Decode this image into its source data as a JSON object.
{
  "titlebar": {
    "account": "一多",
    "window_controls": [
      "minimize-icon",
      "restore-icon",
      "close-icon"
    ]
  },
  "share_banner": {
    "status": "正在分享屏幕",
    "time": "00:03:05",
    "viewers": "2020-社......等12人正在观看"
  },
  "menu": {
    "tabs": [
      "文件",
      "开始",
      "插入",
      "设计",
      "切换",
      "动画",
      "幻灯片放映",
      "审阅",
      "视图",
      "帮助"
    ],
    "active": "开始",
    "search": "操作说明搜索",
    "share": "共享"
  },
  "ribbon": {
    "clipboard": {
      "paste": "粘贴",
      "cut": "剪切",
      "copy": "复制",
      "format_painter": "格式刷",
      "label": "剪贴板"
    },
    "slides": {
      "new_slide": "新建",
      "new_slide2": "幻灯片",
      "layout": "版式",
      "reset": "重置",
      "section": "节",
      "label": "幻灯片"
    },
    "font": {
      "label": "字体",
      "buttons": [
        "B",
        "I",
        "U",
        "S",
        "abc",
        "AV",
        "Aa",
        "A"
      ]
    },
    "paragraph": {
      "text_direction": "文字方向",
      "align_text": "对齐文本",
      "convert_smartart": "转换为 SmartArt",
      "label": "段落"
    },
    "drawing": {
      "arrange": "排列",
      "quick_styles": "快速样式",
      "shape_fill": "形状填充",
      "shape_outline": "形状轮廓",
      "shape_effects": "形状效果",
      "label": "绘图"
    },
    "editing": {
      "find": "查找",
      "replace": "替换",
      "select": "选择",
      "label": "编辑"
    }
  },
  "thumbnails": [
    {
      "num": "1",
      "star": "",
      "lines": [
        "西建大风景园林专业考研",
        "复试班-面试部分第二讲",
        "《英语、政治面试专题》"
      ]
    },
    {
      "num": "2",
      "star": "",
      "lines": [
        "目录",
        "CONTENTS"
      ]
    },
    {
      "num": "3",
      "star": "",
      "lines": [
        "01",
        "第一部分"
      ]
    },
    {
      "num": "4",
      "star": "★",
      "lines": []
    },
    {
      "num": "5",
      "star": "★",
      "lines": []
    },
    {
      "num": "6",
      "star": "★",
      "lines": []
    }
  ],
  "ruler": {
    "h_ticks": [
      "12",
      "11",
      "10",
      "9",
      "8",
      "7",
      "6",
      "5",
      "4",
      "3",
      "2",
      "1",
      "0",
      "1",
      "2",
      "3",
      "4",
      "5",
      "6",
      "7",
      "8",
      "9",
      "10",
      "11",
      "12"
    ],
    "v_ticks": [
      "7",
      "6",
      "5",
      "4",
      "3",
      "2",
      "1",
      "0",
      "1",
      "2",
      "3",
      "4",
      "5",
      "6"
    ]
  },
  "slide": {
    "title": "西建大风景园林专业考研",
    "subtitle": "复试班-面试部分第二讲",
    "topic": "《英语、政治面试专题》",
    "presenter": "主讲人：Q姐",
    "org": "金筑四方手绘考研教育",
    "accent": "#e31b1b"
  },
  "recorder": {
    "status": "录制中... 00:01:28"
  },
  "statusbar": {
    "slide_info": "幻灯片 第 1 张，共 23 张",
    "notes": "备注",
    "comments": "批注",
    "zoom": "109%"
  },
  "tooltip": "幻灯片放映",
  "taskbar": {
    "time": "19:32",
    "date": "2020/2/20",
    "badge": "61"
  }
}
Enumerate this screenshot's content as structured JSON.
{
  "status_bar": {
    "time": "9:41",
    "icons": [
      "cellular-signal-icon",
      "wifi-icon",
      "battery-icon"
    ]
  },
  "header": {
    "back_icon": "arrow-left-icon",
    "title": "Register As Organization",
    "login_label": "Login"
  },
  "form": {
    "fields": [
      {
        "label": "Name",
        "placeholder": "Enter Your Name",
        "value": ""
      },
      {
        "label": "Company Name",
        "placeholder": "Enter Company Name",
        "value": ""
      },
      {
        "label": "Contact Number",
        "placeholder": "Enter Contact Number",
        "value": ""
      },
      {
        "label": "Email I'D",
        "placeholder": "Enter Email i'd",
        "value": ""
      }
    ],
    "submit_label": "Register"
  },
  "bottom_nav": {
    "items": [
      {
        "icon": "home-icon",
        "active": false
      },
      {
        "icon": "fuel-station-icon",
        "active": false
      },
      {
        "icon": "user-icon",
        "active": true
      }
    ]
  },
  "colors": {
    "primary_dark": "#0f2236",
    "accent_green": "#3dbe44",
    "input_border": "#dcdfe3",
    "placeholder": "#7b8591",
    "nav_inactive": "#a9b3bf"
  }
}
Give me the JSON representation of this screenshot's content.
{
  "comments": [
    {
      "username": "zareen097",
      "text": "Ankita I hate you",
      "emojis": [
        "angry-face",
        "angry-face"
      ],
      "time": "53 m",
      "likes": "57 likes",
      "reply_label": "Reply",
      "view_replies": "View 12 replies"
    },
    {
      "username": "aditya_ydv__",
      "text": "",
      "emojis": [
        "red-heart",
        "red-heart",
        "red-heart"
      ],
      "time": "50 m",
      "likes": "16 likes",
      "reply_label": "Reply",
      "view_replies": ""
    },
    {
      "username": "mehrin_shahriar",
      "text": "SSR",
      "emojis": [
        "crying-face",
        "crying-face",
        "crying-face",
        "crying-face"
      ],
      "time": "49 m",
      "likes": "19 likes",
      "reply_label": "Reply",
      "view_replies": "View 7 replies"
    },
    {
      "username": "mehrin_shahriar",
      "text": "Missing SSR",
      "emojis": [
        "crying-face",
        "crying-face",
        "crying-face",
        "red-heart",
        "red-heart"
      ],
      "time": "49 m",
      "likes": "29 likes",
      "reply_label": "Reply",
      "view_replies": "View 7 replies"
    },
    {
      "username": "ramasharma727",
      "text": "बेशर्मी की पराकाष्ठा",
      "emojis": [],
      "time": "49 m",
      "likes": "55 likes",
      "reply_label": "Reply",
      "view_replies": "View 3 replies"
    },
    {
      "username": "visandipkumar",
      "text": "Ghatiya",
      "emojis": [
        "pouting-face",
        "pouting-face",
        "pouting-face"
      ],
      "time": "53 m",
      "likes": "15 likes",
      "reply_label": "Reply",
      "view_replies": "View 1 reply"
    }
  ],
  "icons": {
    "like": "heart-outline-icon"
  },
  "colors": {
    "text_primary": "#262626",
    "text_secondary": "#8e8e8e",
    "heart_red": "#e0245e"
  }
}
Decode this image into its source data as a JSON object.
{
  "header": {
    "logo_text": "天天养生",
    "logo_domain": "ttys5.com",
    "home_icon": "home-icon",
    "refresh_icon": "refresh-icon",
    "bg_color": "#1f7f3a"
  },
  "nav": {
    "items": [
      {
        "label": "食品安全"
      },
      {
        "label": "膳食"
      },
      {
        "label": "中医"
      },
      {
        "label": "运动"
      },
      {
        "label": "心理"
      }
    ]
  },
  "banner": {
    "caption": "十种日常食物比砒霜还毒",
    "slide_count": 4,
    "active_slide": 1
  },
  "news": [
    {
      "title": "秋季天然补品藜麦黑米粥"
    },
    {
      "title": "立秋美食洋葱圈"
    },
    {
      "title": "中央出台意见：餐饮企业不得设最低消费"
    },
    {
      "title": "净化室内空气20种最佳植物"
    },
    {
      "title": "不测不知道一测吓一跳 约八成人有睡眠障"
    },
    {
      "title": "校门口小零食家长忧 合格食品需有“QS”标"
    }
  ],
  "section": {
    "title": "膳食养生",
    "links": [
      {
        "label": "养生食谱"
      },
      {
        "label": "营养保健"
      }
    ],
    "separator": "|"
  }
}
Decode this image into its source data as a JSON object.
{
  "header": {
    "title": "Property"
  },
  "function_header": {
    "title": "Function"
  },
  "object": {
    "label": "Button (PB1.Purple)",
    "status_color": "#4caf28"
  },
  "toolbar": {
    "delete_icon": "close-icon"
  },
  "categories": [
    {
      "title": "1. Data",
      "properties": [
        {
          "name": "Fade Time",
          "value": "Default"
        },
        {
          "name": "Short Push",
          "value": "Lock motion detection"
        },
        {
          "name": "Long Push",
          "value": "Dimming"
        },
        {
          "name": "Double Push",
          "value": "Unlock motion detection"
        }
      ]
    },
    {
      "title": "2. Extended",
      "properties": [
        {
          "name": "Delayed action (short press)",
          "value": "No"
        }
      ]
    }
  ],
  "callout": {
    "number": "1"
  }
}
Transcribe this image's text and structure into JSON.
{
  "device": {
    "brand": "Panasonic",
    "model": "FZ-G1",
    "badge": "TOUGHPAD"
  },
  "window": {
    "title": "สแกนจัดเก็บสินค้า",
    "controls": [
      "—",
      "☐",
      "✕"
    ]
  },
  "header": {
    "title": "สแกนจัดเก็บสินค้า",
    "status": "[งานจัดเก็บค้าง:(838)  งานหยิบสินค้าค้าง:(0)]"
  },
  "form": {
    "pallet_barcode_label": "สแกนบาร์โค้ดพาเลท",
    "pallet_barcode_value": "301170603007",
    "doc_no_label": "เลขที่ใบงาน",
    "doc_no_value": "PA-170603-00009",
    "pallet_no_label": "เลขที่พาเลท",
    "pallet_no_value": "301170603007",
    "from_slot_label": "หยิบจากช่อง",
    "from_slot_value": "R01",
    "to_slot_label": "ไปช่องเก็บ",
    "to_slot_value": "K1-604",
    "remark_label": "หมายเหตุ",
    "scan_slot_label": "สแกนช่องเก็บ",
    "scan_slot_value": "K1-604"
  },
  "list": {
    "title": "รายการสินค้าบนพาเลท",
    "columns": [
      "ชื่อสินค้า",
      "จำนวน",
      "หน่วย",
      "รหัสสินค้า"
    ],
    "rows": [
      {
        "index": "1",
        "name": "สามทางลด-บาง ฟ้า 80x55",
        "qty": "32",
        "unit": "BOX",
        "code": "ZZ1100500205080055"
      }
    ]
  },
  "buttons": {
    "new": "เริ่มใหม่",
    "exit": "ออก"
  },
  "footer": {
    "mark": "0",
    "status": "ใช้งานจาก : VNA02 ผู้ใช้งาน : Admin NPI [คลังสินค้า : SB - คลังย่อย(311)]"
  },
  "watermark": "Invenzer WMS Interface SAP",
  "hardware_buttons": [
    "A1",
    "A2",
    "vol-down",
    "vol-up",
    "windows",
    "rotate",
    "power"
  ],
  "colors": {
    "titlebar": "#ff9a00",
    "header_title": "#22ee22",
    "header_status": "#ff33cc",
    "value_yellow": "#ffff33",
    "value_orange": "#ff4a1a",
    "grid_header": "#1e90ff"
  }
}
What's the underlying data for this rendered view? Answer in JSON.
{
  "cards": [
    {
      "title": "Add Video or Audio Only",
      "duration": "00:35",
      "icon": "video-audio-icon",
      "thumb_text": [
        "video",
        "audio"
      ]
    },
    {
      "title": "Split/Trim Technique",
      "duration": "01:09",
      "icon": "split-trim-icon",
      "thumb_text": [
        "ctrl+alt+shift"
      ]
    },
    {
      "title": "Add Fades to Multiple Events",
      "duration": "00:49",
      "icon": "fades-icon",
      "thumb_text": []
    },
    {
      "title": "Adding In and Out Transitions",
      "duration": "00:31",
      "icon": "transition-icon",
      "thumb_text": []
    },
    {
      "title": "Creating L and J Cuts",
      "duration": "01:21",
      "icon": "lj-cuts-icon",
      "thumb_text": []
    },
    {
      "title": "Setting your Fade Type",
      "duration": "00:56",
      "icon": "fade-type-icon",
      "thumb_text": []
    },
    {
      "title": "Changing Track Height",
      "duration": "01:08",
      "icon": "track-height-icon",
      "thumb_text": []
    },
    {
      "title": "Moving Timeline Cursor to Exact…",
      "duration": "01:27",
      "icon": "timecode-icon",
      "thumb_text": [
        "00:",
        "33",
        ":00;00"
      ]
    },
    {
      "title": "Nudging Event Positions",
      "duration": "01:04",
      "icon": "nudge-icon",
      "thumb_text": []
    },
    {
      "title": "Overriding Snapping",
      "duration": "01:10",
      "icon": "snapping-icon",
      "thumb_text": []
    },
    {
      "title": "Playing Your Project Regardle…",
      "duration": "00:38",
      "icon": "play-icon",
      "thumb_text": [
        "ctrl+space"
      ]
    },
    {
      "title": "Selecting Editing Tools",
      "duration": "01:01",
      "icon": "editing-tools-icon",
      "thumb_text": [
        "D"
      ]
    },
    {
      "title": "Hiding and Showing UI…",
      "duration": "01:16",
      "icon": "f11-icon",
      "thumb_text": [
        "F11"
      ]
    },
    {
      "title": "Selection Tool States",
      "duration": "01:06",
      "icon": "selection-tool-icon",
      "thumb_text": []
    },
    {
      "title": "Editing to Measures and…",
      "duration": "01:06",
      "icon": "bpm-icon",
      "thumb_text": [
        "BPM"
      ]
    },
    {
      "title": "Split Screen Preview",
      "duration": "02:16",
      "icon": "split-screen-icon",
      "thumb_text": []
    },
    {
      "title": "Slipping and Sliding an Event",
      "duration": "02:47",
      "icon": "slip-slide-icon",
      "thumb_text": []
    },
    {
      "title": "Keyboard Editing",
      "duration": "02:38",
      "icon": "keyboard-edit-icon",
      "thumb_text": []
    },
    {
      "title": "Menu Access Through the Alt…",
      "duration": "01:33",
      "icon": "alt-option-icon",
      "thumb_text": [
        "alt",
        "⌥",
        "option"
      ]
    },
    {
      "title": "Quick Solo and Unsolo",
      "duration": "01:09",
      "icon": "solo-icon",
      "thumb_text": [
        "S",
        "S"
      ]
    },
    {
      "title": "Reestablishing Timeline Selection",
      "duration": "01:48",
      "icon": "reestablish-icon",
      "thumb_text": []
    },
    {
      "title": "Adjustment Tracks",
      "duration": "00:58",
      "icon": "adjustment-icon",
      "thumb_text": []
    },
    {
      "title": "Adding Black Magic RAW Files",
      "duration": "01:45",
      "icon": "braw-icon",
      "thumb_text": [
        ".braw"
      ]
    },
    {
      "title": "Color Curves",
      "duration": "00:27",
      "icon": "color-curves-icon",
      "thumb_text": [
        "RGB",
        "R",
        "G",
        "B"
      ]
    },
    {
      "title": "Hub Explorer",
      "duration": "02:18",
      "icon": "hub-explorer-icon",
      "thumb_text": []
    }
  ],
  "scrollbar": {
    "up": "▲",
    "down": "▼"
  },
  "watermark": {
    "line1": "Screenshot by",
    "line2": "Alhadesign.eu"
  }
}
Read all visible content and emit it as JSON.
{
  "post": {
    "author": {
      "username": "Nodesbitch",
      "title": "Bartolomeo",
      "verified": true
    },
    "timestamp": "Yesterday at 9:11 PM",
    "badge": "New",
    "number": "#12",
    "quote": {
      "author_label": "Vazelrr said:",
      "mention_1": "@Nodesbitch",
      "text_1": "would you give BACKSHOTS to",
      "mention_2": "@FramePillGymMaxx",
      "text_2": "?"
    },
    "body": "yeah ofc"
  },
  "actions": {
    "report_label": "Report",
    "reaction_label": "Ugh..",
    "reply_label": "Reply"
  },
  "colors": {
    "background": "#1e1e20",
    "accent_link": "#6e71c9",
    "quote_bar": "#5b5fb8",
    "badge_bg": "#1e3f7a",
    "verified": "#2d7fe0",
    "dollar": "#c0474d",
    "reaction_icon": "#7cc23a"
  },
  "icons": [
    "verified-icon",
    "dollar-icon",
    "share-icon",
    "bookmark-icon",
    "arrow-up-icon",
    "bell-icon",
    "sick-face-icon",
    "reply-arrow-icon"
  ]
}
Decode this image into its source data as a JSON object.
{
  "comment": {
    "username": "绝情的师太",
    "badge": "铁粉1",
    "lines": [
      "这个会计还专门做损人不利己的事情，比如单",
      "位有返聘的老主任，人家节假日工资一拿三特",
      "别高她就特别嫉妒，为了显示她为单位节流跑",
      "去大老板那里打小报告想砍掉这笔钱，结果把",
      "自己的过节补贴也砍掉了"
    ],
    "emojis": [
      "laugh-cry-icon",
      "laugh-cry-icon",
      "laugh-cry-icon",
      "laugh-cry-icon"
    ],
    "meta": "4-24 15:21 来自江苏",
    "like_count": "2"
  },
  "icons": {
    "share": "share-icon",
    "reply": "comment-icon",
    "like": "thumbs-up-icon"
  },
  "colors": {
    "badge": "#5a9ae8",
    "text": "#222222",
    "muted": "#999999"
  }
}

___

| Written exercise |
From the line containing "Read all visible content and emit it as JSON." through the closing line of the material above, return every line exactly and omit all others.

| Task answer |
Read all visible content and emit it as JSON.
{
  "post": {
    "author": {
      "username": "Nodesbitch",
      "title": "Bartolomeo",
      "verified": true
    },
    "timestamp": "Yesterday at 9:11 PM",
    "badge": "New",
    "number": "#12",
    "quote": {
      "author_label": "Vazelrr said:",
      "mention_1": "@Nodesbitch",
      "text_1": "would you give BACKSHOTS to",
      "mention_2": "@FramePillGymMaxx",
      "text_2": "?"
    },
    "body": "yeah ofc"
  },
  "actions": {
    "report_label": "Report",
    "reaction_label": "Ugh..",
    "reply_label": "Reply"
  },
  "colors": {
    "background": "#1e1e20",
    "accent_link": "#6e71c9",
    "quote_bar": "#5b5fb8",
    "badge_bg": "#1e3f7a",
    "verified": "#2d7fe0",
    "dollar": "#c0474d",
    "reaction_icon": "#7cc23a"
  },
  "icons": [
    "verified-icon",
    "dollar-icon",
    "share-icon",
    "bookmark-icon",
    "arrow-up-icon",
    "bell-icon",
    "sick-face-icon",
    "reply-arrow-icon"
  ]
}
Decode this image into its source data as a JSON object.
{
  "comment": {
    "username": "绝情的师太",
    "badge": "铁粉1",
    "lines": [
      "这个会计还专门做损人不利己的事情，比如单",
      "位有返聘的老主任，人家节假日工资一拿三特",
      "别高她就特别嫉妒，为了显示她为单位节流跑",
      "去大老板那里打小报告想砍掉这笔钱，结果把",
      "自己的过节补贴也砍掉了"
    ],
    "emojis": [
      "laugh-cry-icon",
      "laugh-cry-icon",
      "laugh-cry-icon",
      "laugh-cry-icon"
    ],
    "meta": "4-24 15:21 来自江苏",
    "like_count": "2"
  },
  "icons": {
    "share": "share-icon",
    "reply": "comment-icon",
    "like": "thumbs-up-icon"
  },
  "colors": {
    "badge": "#5a9ae8",
    "text": "#222222",
    "muted": "#999999"
  }
}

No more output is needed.